──────── Provided data ────────

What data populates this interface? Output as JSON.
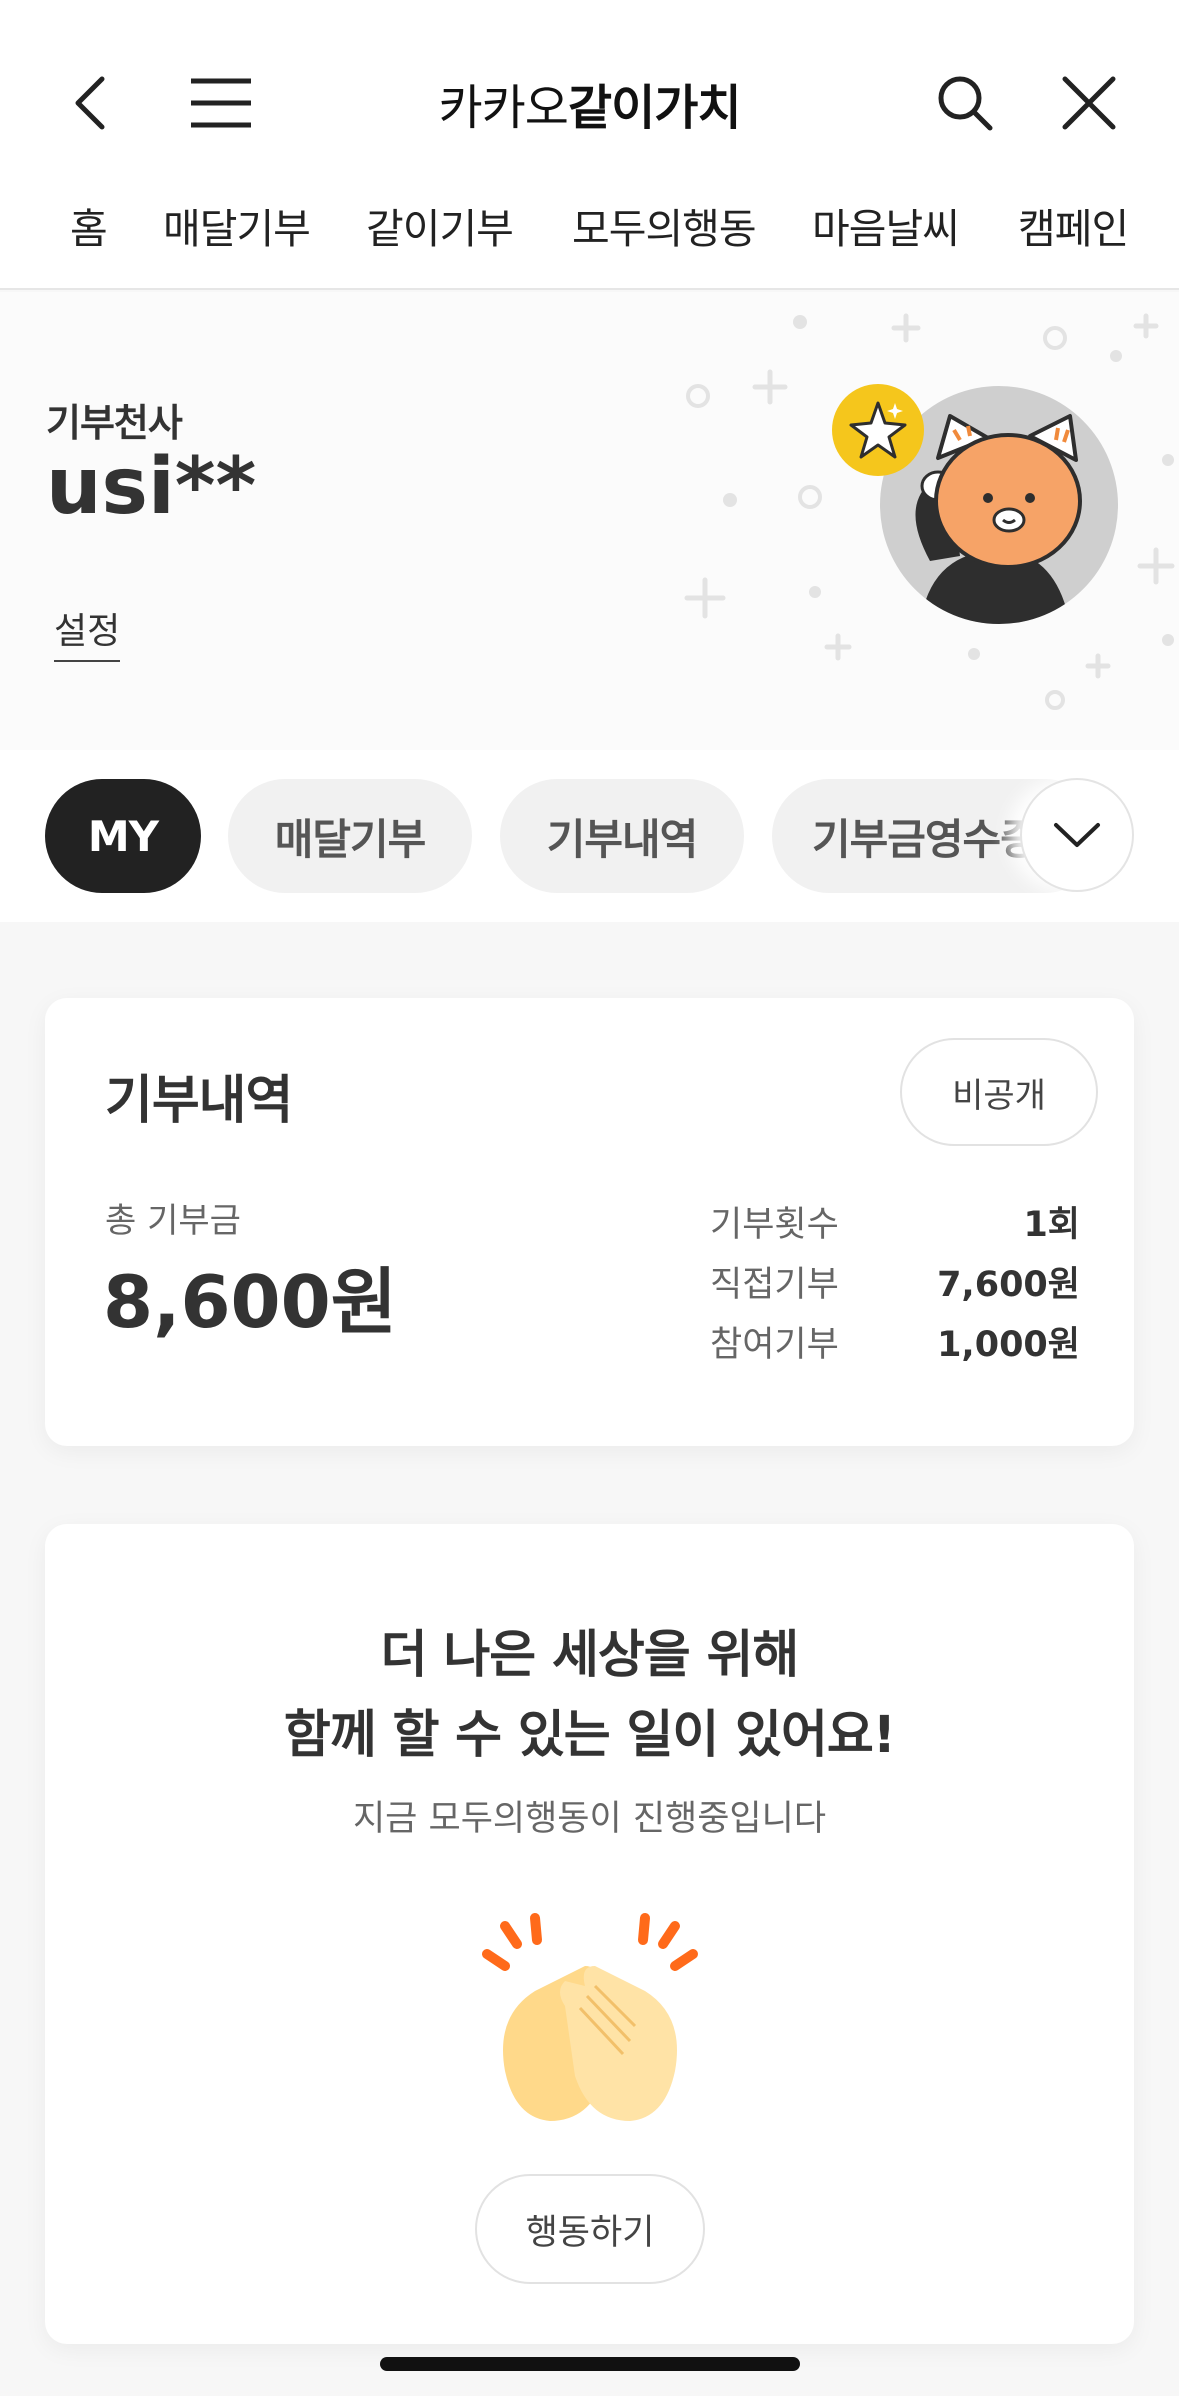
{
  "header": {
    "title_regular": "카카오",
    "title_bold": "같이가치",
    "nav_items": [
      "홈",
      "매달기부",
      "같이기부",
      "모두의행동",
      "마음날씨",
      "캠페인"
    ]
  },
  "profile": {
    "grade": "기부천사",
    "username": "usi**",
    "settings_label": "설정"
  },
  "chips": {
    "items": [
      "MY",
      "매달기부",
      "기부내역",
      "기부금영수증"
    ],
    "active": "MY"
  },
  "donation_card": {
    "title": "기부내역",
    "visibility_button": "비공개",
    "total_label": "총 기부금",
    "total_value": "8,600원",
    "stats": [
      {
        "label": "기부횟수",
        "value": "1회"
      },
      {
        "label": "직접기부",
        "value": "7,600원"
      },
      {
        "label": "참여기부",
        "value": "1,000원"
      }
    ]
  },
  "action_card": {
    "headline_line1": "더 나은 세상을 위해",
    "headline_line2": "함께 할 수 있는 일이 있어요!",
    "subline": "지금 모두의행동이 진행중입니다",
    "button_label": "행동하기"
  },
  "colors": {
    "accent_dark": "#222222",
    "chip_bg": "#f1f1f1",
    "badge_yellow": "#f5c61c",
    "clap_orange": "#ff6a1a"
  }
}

────────

- _Work required_: Quote all the lines above exactly as given. Do not include the pictures.

- _Expected output_:
What data populates this interface? Output as JSON.
{
  "header": {
    "title_regular": "카카오",
    "title_bold": "같이가치",
    "nav_items": [
      "홈",
      "매달기부",
      "같이기부",
      "모두의행동",
      "마음날씨",
      "캠페인"
    ]
  },
  "profile": {
    "grade": "기부천사",
    "username": "usi**",
    "settings_label": "설정"
  },
  "chips": {
    "items": [
      "MY",
      "매달기부",
      "기부내역",
      "기부금영수증"
    ],
    "active": "MY"
  },
  "donation_card": {
    "title": "기부내역",
    "visibility_button": "비공개",
    "total_label": "총 기부금",
    "total_value": "8,600원",
    "stats": [
      {
        "label": "기부횟수",
        "value": "1회"
      },
      {
        "label": "직접기부",
        "value": "7,600원"
      },
      {
        "label": "참여기부",
        "value": "1,000원"
      }
    ]
  },
  "action_card": {
    "headline_line1": "더 나은 세상을 위해",
    "headline_line2": "함께 할 수 있는 일이 있어요!",
    "subline": "지금 모두의행동이 진행중입니다",
    "button_label": "행동하기"
  },
  "colors": {
    "accent_dark": "#222222",
    "chip_bg": "#f1f1f1",
    "badge_yellow": "#f5c61c",
    "clap_orange": "#ff6a1a"
  }
}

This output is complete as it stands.